Rows from a dataset:

================================

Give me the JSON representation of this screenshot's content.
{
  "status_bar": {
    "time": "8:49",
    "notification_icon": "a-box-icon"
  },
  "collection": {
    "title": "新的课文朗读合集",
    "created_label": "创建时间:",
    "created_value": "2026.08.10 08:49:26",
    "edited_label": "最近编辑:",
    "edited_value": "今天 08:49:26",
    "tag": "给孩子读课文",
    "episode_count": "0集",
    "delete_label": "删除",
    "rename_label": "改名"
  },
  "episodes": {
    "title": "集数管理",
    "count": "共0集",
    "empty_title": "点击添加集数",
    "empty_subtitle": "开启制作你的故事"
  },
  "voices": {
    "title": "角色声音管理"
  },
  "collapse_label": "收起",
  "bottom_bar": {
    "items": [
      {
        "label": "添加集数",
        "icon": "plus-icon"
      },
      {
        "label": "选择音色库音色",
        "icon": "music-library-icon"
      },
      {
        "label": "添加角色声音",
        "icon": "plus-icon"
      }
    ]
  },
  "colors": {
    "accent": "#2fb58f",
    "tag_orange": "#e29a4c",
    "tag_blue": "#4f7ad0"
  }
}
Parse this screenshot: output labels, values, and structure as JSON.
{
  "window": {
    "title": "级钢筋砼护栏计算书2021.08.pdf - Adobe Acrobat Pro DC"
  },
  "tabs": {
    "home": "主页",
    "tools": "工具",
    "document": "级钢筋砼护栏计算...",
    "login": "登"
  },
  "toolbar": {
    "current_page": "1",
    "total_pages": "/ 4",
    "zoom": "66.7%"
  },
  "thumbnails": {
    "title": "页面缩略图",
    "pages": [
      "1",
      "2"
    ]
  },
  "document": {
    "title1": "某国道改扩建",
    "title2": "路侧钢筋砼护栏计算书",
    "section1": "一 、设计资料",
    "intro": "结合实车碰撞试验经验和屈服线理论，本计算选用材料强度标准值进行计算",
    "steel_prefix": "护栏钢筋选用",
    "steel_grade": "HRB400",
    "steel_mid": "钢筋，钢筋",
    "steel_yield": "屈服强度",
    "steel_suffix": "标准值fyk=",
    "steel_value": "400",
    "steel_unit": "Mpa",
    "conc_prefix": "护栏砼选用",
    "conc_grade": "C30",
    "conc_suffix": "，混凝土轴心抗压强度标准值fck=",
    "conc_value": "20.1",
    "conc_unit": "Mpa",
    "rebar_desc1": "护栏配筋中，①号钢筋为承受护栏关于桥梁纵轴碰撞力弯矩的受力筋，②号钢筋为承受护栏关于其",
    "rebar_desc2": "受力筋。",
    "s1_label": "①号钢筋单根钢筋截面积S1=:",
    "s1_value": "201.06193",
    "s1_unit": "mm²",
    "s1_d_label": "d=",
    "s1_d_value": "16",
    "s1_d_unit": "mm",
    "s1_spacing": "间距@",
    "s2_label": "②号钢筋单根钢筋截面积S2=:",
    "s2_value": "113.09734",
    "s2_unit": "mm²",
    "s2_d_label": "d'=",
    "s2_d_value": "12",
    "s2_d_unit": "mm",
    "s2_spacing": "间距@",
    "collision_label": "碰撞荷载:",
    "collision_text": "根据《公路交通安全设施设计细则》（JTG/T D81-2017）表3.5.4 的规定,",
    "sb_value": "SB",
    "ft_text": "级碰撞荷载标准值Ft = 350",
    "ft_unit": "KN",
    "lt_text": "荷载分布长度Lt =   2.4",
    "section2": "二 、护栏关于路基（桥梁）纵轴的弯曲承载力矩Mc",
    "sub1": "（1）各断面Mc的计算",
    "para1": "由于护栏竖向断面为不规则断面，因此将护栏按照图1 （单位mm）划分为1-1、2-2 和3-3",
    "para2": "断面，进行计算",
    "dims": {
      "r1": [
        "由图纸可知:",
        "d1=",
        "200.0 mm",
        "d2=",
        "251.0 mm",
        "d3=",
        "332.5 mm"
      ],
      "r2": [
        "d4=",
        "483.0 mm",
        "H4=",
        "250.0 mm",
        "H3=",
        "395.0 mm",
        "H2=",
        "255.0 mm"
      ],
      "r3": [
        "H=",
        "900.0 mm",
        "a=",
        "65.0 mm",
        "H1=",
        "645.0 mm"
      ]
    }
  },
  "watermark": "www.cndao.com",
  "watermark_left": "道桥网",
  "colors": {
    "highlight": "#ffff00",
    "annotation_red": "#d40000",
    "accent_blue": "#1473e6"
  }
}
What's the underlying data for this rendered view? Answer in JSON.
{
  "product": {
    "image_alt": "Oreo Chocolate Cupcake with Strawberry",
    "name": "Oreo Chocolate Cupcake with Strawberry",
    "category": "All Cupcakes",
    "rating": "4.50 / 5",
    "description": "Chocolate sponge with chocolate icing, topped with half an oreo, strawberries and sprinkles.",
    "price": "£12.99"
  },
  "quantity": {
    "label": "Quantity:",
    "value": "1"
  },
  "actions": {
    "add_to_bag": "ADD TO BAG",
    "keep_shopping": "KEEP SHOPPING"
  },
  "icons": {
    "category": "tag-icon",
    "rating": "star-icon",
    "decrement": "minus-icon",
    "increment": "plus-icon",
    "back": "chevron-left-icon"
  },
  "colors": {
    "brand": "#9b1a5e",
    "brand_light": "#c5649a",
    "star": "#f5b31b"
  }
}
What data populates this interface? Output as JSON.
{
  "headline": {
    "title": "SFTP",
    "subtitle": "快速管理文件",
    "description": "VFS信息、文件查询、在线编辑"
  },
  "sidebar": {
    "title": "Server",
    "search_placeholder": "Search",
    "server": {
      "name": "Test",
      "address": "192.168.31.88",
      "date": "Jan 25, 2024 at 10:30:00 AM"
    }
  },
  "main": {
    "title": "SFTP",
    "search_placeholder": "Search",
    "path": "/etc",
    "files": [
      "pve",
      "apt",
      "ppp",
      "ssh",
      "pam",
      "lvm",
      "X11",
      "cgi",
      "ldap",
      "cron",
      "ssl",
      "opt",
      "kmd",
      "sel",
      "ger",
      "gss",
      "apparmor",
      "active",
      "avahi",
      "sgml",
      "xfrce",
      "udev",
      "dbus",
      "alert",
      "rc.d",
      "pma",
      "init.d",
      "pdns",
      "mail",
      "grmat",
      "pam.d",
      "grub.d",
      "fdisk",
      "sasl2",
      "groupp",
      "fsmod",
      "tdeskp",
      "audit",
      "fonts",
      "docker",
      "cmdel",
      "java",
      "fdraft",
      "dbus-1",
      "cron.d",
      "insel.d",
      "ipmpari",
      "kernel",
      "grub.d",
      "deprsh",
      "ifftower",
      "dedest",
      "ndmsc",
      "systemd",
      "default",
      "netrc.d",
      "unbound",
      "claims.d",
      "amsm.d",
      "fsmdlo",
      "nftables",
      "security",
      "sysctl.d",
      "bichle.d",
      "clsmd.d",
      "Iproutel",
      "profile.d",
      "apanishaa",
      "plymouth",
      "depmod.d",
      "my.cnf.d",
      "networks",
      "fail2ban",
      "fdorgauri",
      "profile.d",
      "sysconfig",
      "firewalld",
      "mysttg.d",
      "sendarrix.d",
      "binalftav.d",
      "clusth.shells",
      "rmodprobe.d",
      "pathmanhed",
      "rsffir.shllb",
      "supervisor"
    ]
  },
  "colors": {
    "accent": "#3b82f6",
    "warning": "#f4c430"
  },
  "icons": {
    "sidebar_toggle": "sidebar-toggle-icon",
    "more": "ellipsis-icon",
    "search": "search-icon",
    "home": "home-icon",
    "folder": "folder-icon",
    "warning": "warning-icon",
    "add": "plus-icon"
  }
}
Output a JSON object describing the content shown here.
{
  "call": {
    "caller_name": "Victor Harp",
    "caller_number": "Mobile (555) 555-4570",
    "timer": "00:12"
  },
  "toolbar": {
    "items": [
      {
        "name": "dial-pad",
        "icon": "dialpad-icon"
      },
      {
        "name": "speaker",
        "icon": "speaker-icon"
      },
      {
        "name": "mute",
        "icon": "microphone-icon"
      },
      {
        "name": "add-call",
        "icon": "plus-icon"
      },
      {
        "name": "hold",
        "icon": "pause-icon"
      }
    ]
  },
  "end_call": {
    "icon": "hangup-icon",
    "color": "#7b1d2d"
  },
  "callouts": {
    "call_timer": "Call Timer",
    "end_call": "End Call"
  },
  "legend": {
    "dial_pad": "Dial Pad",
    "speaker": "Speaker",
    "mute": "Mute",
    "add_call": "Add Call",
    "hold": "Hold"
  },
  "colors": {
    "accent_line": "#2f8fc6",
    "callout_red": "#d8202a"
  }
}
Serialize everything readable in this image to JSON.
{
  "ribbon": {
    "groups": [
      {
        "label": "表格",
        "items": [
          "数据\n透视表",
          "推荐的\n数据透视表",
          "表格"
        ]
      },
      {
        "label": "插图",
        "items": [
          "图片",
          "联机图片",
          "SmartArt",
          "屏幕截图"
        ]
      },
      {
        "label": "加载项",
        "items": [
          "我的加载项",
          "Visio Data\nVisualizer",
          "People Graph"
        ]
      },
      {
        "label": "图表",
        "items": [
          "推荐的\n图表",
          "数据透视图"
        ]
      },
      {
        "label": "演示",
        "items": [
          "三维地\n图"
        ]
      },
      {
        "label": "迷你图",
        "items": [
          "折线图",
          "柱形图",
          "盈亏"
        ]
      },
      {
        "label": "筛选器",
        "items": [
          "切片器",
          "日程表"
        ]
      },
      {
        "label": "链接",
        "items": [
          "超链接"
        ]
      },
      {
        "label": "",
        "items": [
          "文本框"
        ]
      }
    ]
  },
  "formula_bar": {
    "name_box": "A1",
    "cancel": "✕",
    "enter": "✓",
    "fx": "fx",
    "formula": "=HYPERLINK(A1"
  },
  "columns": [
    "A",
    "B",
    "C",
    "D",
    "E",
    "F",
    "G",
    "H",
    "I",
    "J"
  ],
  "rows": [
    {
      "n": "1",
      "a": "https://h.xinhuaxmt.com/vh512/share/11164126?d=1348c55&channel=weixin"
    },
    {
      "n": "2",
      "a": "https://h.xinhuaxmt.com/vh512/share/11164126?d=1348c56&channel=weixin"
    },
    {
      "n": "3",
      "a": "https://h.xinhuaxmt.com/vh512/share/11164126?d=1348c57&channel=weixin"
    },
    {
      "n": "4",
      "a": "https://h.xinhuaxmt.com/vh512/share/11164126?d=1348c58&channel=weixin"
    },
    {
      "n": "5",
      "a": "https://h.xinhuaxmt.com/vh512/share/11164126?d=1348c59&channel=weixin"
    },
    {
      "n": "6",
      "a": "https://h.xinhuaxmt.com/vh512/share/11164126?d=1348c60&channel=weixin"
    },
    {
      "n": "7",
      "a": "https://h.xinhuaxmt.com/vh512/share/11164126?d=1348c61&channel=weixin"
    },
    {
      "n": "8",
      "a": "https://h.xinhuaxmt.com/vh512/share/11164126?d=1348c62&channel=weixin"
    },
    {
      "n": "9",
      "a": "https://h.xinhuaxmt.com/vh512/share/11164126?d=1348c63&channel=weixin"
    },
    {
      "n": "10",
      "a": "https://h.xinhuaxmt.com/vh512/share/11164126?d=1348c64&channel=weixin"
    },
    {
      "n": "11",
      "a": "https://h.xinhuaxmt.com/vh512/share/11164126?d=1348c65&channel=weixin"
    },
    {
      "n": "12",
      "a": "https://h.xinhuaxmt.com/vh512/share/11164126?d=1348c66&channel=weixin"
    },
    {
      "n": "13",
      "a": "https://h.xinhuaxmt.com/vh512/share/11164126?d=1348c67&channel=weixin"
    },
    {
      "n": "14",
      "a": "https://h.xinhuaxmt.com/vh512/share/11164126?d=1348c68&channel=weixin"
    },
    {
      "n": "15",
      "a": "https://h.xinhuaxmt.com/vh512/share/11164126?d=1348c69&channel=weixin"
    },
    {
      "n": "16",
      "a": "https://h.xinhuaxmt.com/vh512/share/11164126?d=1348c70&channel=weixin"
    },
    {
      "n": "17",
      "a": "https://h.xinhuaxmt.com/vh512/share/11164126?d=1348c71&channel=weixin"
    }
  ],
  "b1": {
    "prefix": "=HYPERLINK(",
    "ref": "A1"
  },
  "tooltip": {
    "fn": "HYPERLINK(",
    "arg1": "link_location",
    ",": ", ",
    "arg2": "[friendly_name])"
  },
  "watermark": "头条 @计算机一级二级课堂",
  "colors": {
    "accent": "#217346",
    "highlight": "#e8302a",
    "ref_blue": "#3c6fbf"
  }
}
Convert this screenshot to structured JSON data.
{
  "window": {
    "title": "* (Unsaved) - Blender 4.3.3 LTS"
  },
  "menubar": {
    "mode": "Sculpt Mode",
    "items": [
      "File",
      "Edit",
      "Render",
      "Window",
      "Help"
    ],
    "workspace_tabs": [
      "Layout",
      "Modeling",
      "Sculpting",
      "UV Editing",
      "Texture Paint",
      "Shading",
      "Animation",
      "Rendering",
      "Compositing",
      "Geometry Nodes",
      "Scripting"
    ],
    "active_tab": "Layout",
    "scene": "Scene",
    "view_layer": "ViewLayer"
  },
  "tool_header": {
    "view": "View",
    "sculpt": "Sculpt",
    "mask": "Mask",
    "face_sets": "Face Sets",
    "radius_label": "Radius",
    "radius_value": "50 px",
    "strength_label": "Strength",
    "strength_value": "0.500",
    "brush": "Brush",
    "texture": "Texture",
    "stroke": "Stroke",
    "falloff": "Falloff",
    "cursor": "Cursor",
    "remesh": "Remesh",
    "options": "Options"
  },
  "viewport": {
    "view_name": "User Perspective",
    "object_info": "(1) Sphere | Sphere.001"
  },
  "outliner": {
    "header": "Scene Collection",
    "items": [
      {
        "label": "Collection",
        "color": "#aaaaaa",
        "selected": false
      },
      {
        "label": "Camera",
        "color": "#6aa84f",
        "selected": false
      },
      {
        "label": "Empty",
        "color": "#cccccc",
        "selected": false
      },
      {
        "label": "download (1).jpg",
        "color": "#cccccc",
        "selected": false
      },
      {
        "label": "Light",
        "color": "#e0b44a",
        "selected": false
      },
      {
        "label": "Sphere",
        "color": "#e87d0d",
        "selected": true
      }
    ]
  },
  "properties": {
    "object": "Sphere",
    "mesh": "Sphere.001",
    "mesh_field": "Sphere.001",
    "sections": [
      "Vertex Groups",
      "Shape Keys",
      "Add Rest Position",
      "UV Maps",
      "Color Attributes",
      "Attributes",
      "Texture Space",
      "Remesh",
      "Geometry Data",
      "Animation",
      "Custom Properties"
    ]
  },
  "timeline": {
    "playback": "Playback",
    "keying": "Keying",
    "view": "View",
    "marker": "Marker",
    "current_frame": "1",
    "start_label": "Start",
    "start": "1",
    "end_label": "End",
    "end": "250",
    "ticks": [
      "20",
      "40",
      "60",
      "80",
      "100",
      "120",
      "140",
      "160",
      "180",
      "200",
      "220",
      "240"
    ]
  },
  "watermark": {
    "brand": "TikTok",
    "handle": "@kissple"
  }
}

================================

=== What is needed ===
Of the lines in the entries, how many include the word "category"? State only the number.

=== Exercise result ===
2